>> start

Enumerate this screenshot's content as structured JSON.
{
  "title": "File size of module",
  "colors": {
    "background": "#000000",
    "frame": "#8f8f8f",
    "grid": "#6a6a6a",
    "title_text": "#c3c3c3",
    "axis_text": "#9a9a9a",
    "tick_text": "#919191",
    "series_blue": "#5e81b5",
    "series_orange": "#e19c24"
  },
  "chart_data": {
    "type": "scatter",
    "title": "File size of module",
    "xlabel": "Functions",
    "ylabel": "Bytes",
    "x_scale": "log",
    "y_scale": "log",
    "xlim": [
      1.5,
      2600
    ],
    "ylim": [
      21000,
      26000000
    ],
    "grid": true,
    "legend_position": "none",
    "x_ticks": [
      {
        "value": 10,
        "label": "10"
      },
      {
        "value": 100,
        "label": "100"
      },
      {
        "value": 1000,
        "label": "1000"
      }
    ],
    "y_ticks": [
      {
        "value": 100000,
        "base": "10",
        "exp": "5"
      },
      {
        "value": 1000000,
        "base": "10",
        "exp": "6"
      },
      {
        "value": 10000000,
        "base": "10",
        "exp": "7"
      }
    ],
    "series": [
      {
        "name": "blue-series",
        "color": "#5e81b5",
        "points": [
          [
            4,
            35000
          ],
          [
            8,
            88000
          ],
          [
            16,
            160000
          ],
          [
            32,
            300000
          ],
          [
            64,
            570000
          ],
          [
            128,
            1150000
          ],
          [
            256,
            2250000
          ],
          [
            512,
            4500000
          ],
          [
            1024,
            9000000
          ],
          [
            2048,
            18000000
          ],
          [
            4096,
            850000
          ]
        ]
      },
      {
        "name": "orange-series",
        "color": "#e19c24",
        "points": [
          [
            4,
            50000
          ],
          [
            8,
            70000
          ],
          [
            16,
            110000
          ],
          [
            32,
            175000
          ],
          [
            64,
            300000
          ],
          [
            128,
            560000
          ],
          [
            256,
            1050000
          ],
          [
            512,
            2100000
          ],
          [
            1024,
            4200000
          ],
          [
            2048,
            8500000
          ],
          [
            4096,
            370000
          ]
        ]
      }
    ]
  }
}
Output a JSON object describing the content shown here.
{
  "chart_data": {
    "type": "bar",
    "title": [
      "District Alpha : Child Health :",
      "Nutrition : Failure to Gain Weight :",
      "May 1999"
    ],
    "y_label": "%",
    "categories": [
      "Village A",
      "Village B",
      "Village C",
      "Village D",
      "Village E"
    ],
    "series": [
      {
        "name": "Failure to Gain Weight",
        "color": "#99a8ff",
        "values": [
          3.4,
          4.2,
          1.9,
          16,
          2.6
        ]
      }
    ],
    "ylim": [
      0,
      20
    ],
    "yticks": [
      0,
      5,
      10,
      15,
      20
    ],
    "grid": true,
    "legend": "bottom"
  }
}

>> end

**Work instructions**
Repeat every line of the records above exactly.

**Result**
Enumerate this screenshot's content as structured JSON.
{
  "title": "File size of module",
  "colors": {
    "background": "#000000",
    "frame": "#8f8f8f",
    "grid": "#6a6a6a",
    "title_text": "#c3c3c3",
    "axis_text": "#9a9a9a",
    "tick_text": "#919191",
    "series_blue": "#5e81b5",
    "series_orange": "#e19c24"
  },
  "chart_data": {
    "type": "scatter",
    "title": "File size of module",
    "xlabel": "Functions",
    "ylabel": "Bytes",
    "x_scale": "log",
    "y_scale": "log",
    "xlim": [
      1.5,
      2600
    ],
    "ylim": [
      21000,
      26000000
    ],
    "grid": true,
    "legend_position": "none",
    "x_ticks": [
      {
        "value": 10,
        "label": "10"
      },
      {
        "value": 100,
        "label": "100"
      },
      {
        "value": 1000,
        "label": "1000"
      }
    ],
    "y_ticks": [
      {
        "value": 100000,
        "base": "10",
        "exp": "5"
      },
      {
        "value": 1000000,
        "base": "10",
        "exp": "6"
      },
      {
        "value": 10000000,
        "base": "10",
        "exp": "7"
      }
    ],
    "series": [
      {
        "name": "blue-series",
        "color": "#5e81b5",
        "points": [
          [
            4,
            35000
          ],
          [
            8,
            88000
          ],
          [
            16,
            160000
          ],
          [
            32,
            300000
          ],
          [
            64,
            570000
          ],
          [
            128,
            1150000
          ],
          [
            256,
            2250000
          ],
          [
            512,
            4500000
          ],
          [
            1024,
            9000000
          ],
          [
            2048,
            18000000
          ],
          [
            4096,
            850000
          ]
        ]
      },
      {
        "name": "orange-series",
        "color": "#e19c24",
        "points": [
          [
            4,
            50000
          ],
          [
            8,
            70000
          ],
          [
            16,
            110000
          ],
          [
            32,
            175000
          ],
          [
            64,
            300000
          ],
          [
            128,
            560000
          ],
          [
            256,
            1050000
          ],
          [
            512,
            2100000
          ],
          [
            1024,
            4200000
          ],
          [
            2048,
            8500000
          ],
          [
            4096,
            370000
          ]
        ]
      }
    ]
  }
}
Output a JSON object describing the content shown here.
{
  "chart_data": {
    "type": "bar",
    "title": [
      "District Alpha : Child Health :",
      "Nutrition : Failure to Gain Weight :",
      "May 1999"
    ],
    "y_label": "%",
    "categories": [
      "Village A",
      "Village B",
      "Village C",
      "Village D",
      "Village E"
    ],
    "series": [
      {
        "name": "Failure to Gain Weight",
        "color": "#99a8ff",
        "values": [
          3.4,
          4.2,
          1.9,
          16,
          2.6
        ]
      }
    ],
    "ylim": [
      0,
      20
    ],
    "yticks": [
      0,
      5,
      10,
      15,
      20
    ],
    "grid": true,
    "legend": "bottom"
  }
}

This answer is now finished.